__WRITTEN EXERCISE__: Set the following entries down again exactly, line by line.

__TASK MATERIAL__:
• • • •

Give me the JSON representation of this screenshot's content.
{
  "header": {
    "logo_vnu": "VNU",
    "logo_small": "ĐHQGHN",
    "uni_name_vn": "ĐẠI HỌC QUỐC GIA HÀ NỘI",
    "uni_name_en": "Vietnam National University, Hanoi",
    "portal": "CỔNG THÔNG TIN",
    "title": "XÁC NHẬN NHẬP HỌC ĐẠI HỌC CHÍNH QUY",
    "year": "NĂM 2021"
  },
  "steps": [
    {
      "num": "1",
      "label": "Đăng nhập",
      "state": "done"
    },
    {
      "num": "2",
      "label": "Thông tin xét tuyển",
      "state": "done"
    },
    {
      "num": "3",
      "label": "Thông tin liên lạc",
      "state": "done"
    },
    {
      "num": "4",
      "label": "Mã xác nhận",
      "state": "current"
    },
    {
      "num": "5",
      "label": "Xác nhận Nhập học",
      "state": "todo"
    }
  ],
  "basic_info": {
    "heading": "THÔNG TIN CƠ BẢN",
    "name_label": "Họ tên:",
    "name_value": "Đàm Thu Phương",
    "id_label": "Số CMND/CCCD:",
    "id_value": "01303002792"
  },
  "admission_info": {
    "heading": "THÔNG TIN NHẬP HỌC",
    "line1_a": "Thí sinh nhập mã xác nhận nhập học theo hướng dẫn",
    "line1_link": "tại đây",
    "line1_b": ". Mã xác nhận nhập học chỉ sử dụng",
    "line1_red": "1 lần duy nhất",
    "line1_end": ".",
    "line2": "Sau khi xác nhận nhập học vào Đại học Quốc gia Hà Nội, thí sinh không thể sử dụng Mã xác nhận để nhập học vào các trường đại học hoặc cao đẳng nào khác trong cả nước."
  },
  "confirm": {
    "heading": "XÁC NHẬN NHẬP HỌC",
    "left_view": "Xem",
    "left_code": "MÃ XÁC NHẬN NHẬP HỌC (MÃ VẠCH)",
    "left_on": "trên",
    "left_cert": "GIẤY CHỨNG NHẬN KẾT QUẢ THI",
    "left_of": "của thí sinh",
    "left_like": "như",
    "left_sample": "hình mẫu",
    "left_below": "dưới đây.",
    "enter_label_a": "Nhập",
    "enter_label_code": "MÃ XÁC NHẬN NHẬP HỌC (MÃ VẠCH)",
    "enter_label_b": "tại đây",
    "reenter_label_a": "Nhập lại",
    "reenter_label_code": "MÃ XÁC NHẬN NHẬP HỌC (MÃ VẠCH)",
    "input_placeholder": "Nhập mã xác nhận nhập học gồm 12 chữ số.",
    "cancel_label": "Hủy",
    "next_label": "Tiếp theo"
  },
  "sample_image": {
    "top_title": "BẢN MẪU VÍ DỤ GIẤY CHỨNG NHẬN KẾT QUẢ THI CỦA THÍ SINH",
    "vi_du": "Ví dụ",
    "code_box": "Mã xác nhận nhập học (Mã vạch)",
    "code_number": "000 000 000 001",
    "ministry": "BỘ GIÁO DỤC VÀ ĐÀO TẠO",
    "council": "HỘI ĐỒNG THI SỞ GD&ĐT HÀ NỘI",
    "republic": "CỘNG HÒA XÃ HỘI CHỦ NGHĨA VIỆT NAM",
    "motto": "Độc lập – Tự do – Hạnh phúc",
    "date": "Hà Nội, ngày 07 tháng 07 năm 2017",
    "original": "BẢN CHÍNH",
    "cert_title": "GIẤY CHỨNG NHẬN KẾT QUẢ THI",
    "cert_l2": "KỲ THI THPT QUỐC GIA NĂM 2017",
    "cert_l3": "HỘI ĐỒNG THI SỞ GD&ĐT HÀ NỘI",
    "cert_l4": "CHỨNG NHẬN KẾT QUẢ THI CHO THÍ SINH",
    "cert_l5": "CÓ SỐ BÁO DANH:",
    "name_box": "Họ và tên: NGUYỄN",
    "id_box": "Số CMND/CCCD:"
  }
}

• • • •

__FULL SOLUTION__:
Give me the JSON representation of this screenshot's content.
{
  "header": {
    "logo_vnu": "VNU",
    "logo_small": "ĐHQGHN",
    "uni_name_vn": "ĐẠI HỌC QUỐC GIA HÀ NỘI",
    "uni_name_en": "Vietnam National University, Hanoi",
    "portal": "CỔNG THÔNG TIN",
    "title": "XÁC NHẬN NHẬP HỌC ĐẠI HỌC CHÍNH QUY",
    "year": "NĂM 2021"
  },
  "steps": [
    {
      "num": "1",
      "label": "Đăng nhập",
      "state": "done"
    },
    {
      "num": "2",
      "label": "Thông tin xét tuyển",
      "state": "done"
    },
    {
      "num": "3",
      "label": "Thông tin liên lạc",
      "state": "done"
    },
    {
      "num": "4",
      "label": "Mã xác nhận",
      "state": "current"
    },
    {
      "num": "5",
      "label": "Xác nhận Nhập học",
      "state": "todo"
    }
  ],
  "basic_info": {
    "heading": "THÔNG TIN CƠ BẢN",
    "name_label": "Họ tên:",
    "name_value": "Đàm Thu Phương",
    "id_label": "Số CMND/CCCD:",
    "id_value": "01303002792"
  },
  "admission_info": {
    "heading": "THÔNG TIN NHẬP HỌC",
    "line1_a": "Thí sinh nhập mã xác nhận nhập học theo hướng dẫn",
    "line1_link": "tại đây",
    "line1_b": ". Mã xác nhận nhập học chỉ sử dụng",
    "line1_red": "1 lần duy nhất",
    "line1_end": ".",
    "line2": "Sau khi xác nhận nhập học vào Đại học Quốc gia Hà Nội, thí sinh không thể sử dụng Mã xác nhận để nhập học vào các trường đại học hoặc cao đẳng nào khác trong cả nước."
  },
  "confirm": {
    "heading": "XÁC NHẬN NHẬP HỌC",
    "left_view": "Xem",
    "left_code": "MÃ XÁC NHẬN NHẬP HỌC (MÃ VẠCH)",
    "left_on": "trên",
    "left_cert": "GIẤY CHỨNG NHẬN KẾT QUẢ THI",
    "left_of": "của thí sinh",
    "left_like": "như",
    "left_sample": "hình mẫu",
    "left_below": "dưới đây.",
    "enter_label_a": "Nhập",
    "enter_label_code": "MÃ XÁC NHẬN NHẬP HỌC (MÃ VẠCH)",
    "enter_label_b": "tại đây",
    "reenter_label_a": "Nhập lại",
    "reenter_label_code": "MÃ XÁC NHẬN NHẬP HỌC (MÃ VẠCH)",
    "input_placeholder": "Nhập mã xác nhận nhập học gồm 12 chữ số.",
    "cancel_label": "Hủy",
    "next_label": "Tiếp theo"
  },
  "sample_image": {
    "top_title": "BẢN MẪU VÍ DỤ GIẤY CHỨNG NHẬN KẾT QUẢ THI CỦA THÍ SINH",
    "vi_du": "Ví dụ",
    "code_box": "Mã xác nhận nhập học (Mã vạch)",
    "code_number": "000 000 000 001",
    "ministry": "BỘ GIÁO DỤC VÀ ĐÀO TẠO",
    "council": "HỘI ĐỒNG THI SỞ GD&ĐT HÀ NỘI",
    "republic": "CỘNG HÒA XÃ HỘI CHỦ NGHĨA VIỆT NAM",
    "motto": "Độc lập – Tự do – Hạnh phúc",
    "date": "Hà Nội, ngày 07 tháng 07 năm 2017",
    "original": "BẢN CHÍNH",
    "cert_title": "GIẤY CHỨNG NHẬN KẾT QUẢ THI",
    "cert_l2": "KỲ THI THPT QUỐC GIA NĂM 2017",
    "cert_l3": "HỘI ĐỒNG THI SỞ GD&ĐT HÀ NỘI",
    "cert_l4": "CHỨNG NHẬN KẾT QUẢ THI CHO THÍ SINH",
    "cert_l5": "CÓ SỐ BÁO DANH:",
    "name_box": "Họ và tên: NGUYỄN",
    "id_box": "Số CMND/CCCD:"
  }
}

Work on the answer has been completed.